### [Task to carry out]
Please retype the records below exactly, leaving out any pictures.

### [Records for this task]
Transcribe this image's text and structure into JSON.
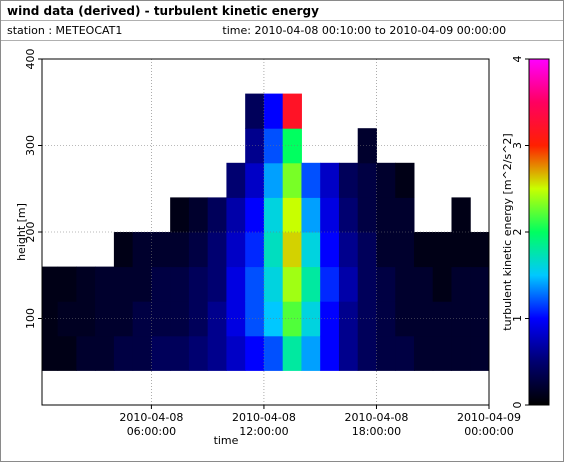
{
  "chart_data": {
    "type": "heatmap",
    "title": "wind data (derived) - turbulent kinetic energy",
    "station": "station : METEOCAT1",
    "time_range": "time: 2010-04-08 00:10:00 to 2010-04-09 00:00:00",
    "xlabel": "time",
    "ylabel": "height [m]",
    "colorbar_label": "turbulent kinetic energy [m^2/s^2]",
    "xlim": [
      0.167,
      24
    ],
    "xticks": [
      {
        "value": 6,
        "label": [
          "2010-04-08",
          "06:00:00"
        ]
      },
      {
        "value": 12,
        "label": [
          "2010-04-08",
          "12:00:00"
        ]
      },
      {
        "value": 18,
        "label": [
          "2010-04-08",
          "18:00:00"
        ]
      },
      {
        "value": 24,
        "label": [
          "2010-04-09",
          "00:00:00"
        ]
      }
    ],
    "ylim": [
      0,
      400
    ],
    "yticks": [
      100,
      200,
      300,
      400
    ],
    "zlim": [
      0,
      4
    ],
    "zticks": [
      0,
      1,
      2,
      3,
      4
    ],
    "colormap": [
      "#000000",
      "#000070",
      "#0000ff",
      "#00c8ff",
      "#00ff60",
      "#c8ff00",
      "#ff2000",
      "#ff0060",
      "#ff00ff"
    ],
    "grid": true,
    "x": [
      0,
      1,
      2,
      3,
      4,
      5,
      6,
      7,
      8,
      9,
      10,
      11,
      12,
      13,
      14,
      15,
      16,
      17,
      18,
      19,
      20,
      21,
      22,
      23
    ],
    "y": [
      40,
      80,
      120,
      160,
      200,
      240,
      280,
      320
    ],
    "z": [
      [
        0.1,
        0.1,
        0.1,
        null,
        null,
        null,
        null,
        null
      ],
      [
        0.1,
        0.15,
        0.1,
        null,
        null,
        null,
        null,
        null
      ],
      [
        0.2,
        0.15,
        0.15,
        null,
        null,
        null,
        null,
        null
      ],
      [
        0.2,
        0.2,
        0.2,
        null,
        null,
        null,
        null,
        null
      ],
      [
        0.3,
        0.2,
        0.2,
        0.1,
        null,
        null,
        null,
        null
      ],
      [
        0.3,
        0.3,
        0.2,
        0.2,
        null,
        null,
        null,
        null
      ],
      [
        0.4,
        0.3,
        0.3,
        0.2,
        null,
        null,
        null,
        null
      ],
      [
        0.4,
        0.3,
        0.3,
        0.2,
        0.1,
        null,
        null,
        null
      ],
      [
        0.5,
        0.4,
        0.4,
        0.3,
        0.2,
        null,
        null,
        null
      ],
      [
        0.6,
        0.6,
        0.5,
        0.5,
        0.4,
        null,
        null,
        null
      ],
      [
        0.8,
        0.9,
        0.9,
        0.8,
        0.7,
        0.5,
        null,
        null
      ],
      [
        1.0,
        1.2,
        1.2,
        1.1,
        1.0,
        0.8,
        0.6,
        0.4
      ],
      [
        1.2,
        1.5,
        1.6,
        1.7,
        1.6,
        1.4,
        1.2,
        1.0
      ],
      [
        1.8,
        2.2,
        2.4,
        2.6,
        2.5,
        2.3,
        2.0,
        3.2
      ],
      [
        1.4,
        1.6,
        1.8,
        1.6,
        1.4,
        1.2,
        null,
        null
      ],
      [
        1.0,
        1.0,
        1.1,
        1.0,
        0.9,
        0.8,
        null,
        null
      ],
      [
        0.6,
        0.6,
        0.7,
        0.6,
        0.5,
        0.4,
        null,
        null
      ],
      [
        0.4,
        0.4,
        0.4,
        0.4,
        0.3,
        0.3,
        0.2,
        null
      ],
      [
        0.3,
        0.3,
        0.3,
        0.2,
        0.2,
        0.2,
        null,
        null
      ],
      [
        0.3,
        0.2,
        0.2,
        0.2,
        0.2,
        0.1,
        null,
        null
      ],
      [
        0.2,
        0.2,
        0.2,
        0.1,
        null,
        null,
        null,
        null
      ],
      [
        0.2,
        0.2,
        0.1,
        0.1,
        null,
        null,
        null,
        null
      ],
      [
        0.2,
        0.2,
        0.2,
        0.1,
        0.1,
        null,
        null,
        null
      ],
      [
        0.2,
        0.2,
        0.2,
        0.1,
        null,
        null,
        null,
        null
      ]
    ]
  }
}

### [Result of the exercise]
Transcribe this image's text and structure into JSON.
{
  "chart_data": {
    "type": "heatmap",
    "title": "wind data (derived) - turbulent kinetic energy",
    "station": "station : METEOCAT1",
    "time_range": "time: 2010-04-08 00:10:00 to 2010-04-09 00:00:00",
    "xlabel": "time",
    "ylabel": "height [m]",
    "colorbar_label": "turbulent kinetic energy [m^2/s^2]",
    "xlim": [
      0.167,
      24
    ],
    "xticks": [
      {
        "value": 6,
        "label": [
          "2010-04-08",
          "06:00:00"
        ]
      },
      {
        "value": 12,
        "label": [
          "2010-04-08",
          "12:00:00"
        ]
      },
      {
        "value": 18,
        "label": [
          "2010-04-08",
          "18:00:00"
        ]
      },
      {
        "value": 24,
        "label": [
          "2010-04-09",
          "00:00:00"
        ]
      }
    ],
    "ylim": [
      0,
      400
    ],
    "yticks": [
      100,
      200,
      300,
      400
    ],
    "zlim": [
      0,
      4
    ],
    "zticks": [
      0,
      1,
      2,
      3,
      4
    ],
    "colormap": [
      "#000000",
      "#000070",
      "#0000ff",
      "#00c8ff",
      "#00ff60",
      "#c8ff00",
      "#ff2000",
      "#ff0060",
      "#ff00ff"
    ],
    "grid": true,
    "x": [
      0,
      1,
      2,
      3,
      4,
      5,
      6,
      7,
      8,
      9,
      10,
      11,
      12,
      13,
      14,
      15,
      16,
      17,
      18,
      19,
      20,
      21,
      22,
      23
    ],
    "y": [
      40,
      80,
      120,
      160,
      200,
      240,
      280,
      320
    ],
    "z": [
      [
        0.1,
        0.1,
        0.1,
        null,
        null,
        null,
        null,
        null
      ],
      [
        0.1,
        0.15,
        0.1,
        null,
        null,
        null,
        null,
        null
      ],
      [
        0.2,
        0.15,
        0.15,
        null,
        null,
        null,
        null,
        null
      ],
      [
        0.2,
        0.2,
        0.2,
        null,
        null,
        null,
        null,
        null
      ],
      [
        0.3,
        0.2,
        0.2,
        0.1,
        null,
        null,
        null,
        null
      ],
      [
        0.3,
        0.3,
        0.2,
        0.2,
        null,
        null,
        null,
        null
      ],
      [
        0.4,
        0.3,
        0.3,
        0.2,
        null,
        null,
        null,
        null
      ],
      [
        0.4,
        0.3,
        0.3,
        0.2,
        0.1,
        null,
        null,
        null
      ],
      [
        0.5,
        0.4,
        0.4,
        0.3,
        0.2,
        null,
        null,
        null
      ],
      [
        0.6,
        0.6,
        0.5,
        0.5,
        0.4,
        null,
        null,
        null
      ],
      [
        0.8,
        0.9,
        0.9,
        0.8,
        0.7,
        0.5,
        null,
        null
      ],
      [
        1.0,
        1.2,
        1.2,
        1.1,
        1.0,
        0.8,
        0.6,
        0.4
      ],
      [
        1.2,
        1.5,
        1.6,
        1.7,
        1.6,
        1.4,
        1.2,
        1.0
      ],
      [
        1.8,
        2.2,
        2.4,
        2.6,
        2.5,
        2.3,
        2.0,
        3.2
      ],
      [
        1.4,
        1.6,
        1.8,
        1.6,
        1.4,
        1.2,
        null,
        null
      ],
      [
        1.0,
        1.0,
        1.1,
        1.0,
        0.9,
        0.8,
        null,
        null
      ],
      [
        0.6,
        0.6,
        0.7,
        0.6,
        0.5,
        0.4,
        null,
        null
      ],
      [
        0.4,
        0.4,
        0.4,
        0.4,
        0.3,
        0.3,
        0.2,
        null
      ],
      [
        0.3,
        0.3,
        0.3,
        0.2,
        0.2,
        0.2,
        null,
        null
      ],
      [
        0.3,
        0.2,
        0.2,
        0.2,
        0.2,
        0.1,
        null,
        null
      ],
      [
        0.2,
        0.2,
        0.2,
        0.1,
        null,
        null,
        null,
        null
      ],
      [
        0.2,
        0.2,
        0.1,
        0.1,
        null,
        null,
        null,
        null
      ],
      [
        0.2,
        0.2,
        0.2,
        0.1,
        0.1,
        null,
        null,
        null
      ],
      [
        0.2,
        0.2,
        0.2,
        0.1,
        null,
        null,
        null,
        null
      ]
    ]
  }
}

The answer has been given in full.